## DO THIS:
Return every line of the data below without any change, leaving out the pictures.

>> BEGIN INPUT

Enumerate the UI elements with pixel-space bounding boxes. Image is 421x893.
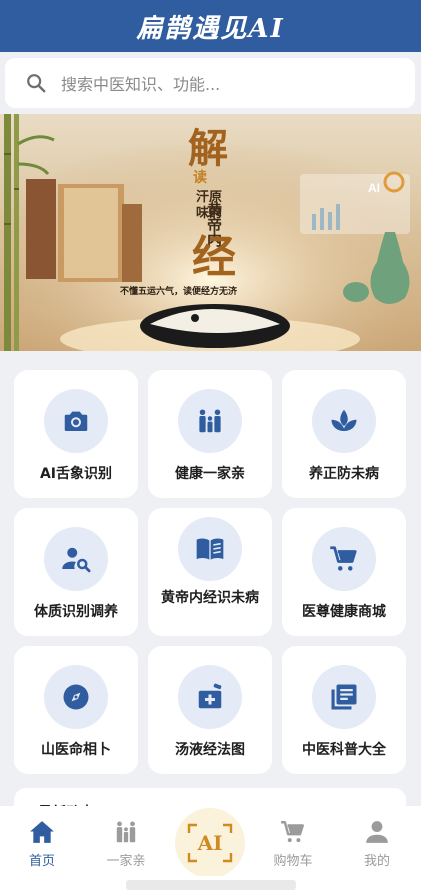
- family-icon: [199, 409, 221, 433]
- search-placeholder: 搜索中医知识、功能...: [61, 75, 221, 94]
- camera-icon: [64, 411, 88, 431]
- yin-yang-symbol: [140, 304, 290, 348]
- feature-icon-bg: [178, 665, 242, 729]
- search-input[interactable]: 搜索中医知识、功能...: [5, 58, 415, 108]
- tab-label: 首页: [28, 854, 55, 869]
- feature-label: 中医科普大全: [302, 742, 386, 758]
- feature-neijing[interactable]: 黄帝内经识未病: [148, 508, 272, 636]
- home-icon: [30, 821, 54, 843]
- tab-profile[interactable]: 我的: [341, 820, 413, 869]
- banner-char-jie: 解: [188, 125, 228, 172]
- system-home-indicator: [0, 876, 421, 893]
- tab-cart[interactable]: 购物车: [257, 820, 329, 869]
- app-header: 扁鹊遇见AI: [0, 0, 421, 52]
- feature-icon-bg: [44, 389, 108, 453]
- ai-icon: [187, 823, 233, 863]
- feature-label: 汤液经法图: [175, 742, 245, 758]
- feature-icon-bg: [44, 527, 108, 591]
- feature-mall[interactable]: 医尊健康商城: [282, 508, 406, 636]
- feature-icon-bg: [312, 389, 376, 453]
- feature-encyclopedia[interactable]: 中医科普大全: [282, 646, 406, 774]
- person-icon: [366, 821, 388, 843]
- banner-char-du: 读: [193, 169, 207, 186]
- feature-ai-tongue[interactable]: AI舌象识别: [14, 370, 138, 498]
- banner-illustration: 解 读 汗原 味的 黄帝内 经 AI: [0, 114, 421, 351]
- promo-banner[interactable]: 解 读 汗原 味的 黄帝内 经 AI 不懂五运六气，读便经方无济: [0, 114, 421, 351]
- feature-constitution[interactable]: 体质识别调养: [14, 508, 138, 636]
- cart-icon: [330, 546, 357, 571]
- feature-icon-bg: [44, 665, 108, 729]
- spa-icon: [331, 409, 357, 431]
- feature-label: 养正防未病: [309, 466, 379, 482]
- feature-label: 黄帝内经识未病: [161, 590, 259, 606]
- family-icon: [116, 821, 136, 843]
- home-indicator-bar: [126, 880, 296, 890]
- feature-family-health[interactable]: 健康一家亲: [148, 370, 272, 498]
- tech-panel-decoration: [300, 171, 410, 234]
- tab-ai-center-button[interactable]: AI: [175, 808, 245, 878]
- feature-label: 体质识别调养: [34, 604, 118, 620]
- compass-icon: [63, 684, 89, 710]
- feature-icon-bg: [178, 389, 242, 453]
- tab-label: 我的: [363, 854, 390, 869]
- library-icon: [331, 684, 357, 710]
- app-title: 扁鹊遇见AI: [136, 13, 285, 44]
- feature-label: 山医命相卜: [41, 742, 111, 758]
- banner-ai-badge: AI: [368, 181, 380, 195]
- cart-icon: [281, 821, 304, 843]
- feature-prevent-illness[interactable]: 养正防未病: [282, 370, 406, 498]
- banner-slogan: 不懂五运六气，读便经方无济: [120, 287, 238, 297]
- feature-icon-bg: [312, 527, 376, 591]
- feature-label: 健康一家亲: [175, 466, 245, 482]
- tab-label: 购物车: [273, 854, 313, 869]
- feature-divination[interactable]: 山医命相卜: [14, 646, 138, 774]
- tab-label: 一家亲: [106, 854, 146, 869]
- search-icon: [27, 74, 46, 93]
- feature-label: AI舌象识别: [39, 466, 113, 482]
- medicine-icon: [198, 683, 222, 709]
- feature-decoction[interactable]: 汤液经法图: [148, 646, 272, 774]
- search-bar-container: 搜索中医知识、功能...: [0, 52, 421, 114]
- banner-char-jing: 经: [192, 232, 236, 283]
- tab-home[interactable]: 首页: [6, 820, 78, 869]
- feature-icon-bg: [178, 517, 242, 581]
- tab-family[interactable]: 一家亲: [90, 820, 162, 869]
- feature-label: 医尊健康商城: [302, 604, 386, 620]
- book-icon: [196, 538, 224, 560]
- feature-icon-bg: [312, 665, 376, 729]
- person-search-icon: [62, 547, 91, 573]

>> END INPUT

## TASK ANSWER:
Enumerate the UI elements with pixel-space bounding boxes. Image is 421x893.
- family-icon: [199, 409, 221, 433]
- search-placeholder: 搜索中医知识、功能...: [61, 75, 221, 94]
- camera-icon: [64, 411, 88, 431]
- yin-yang-symbol: [140, 304, 290, 348]
- feature-icon-bg: [178, 665, 242, 729]
- search-input[interactable]: 搜索中医知识、功能...: [5, 58, 415, 108]
- tab-label: 首页: [28, 854, 55, 869]
- feature-label: 中医科普大全: [302, 742, 386, 758]
- feature-neijing[interactable]: 黄帝内经识未病: [148, 508, 272, 636]
- home-icon: [30, 821, 54, 843]
- tab-profile[interactable]: 我的: [341, 820, 413, 869]
- banner-char-jie: 解: [188, 125, 228, 172]
- system-home-indicator: [0, 876, 421, 893]
- tab-cart[interactable]: 购物车: [257, 820, 329, 869]
- app-header: 扁鹊遇见AI: [0, 0, 421, 52]
- feature-icon-bg: [44, 389, 108, 453]
- ai-icon: [187, 823, 233, 863]
- feature-label: 汤液经法图: [175, 742, 245, 758]
- feature-icon-bg: [44, 527, 108, 591]
- feature-mall[interactable]: 医尊健康商城: [282, 508, 406, 636]
- feature-icon-bg: [312, 389, 376, 453]
- feature-encyclopedia[interactable]: 中医科普大全: [282, 646, 406, 774]
- person-icon: [366, 821, 388, 843]
- banner-char-du: 读: [193, 169, 207, 186]
- feature-ai-tongue[interactable]: AI舌象识别: [14, 370, 138, 498]
- banner-illustration: 解 读 汗原 味的 黄帝内 经 AI: [0, 114, 421, 351]
- promo-banner[interactable]: 解 读 汗原 味的 黄帝内 经 AI 不懂五运六气，读便经方无济: [0, 114, 421, 351]
- feature-constitution[interactable]: 体质识别调养: [14, 508, 138, 636]
- cart-icon: [330, 546, 357, 571]
- feature-icon-bg: [44, 665, 108, 729]
- spa-icon: [331, 409, 357, 431]
- feature-label: 养正防未病: [309, 466, 379, 482]
- feature-label: 黄帝内经识未病: [161, 590, 259, 606]
- family-icon: [116, 821, 136, 843]
- home-indicator-bar: [126, 880, 296, 890]
- feature-family-health[interactable]: 健康一家亲: [148, 370, 272, 498]
- tech-panel-decoration: [300, 171, 410, 234]
- tab-ai-center-button[interactable]: AI: [175, 808, 245, 878]
- feature-label: 体质识别调养: [34, 604, 118, 620]
- compass-icon: [63, 684, 89, 710]
- feature-icon-bg: [178, 389, 242, 453]
- tab-label: 我的: [363, 854, 390, 869]
- library-icon: [331, 684, 357, 710]
- app-title: 扁鹊遇见AI: [136, 13, 285, 44]
- feature-label: 山医命相卜: [41, 742, 111, 758]
- banner-ai-badge: AI: [368, 181, 380, 195]
- cart-icon: [281, 821, 304, 843]
- feature-prevent-illness[interactable]: 养正防未病: [282, 370, 406, 498]
- banner-slogan: 不懂五运六气，读便经方无济: [120, 287, 238, 297]
- feature-icon-bg: [312, 527, 376, 591]
- feature-label: 健康一家亲: [175, 466, 245, 482]
- tab-label: 购物车: [273, 854, 313, 869]
- feature-divination[interactable]: 山医命相卜: [14, 646, 138, 774]
- tab-label: 一家亲: [106, 854, 146, 869]
- search-icon: [27, 74, 46, 93]
- feature-label: AI舌象识别: [39, 466, 113, 482]
- medicine-icon: [198, 683, 222, 709]
- feature-decoction[interactable]: 汤液经法图: [148, 646, 272, 774]
- search-bar-container: 搜索中医知识、功能...: [0, 52, 421, 114]
- banner-char-jing: 经: [192, 232, 236, 283]
- tab-home[interactable]: 首页: [6, 820, 78, 869]
- feature-icon-bg: [178, 517, 242, 581]
- tab-family[interactable]: 一家亲: [90, 820, 162, 869]
- feature-label: 医尊健康商城: [302, 604, 386, 620]
- book-icon: [196, 538, 224, 560]
- feature-icon-bg: [312, 665, 376, 729]
- person-search-icon: [62, 547, 91, 573]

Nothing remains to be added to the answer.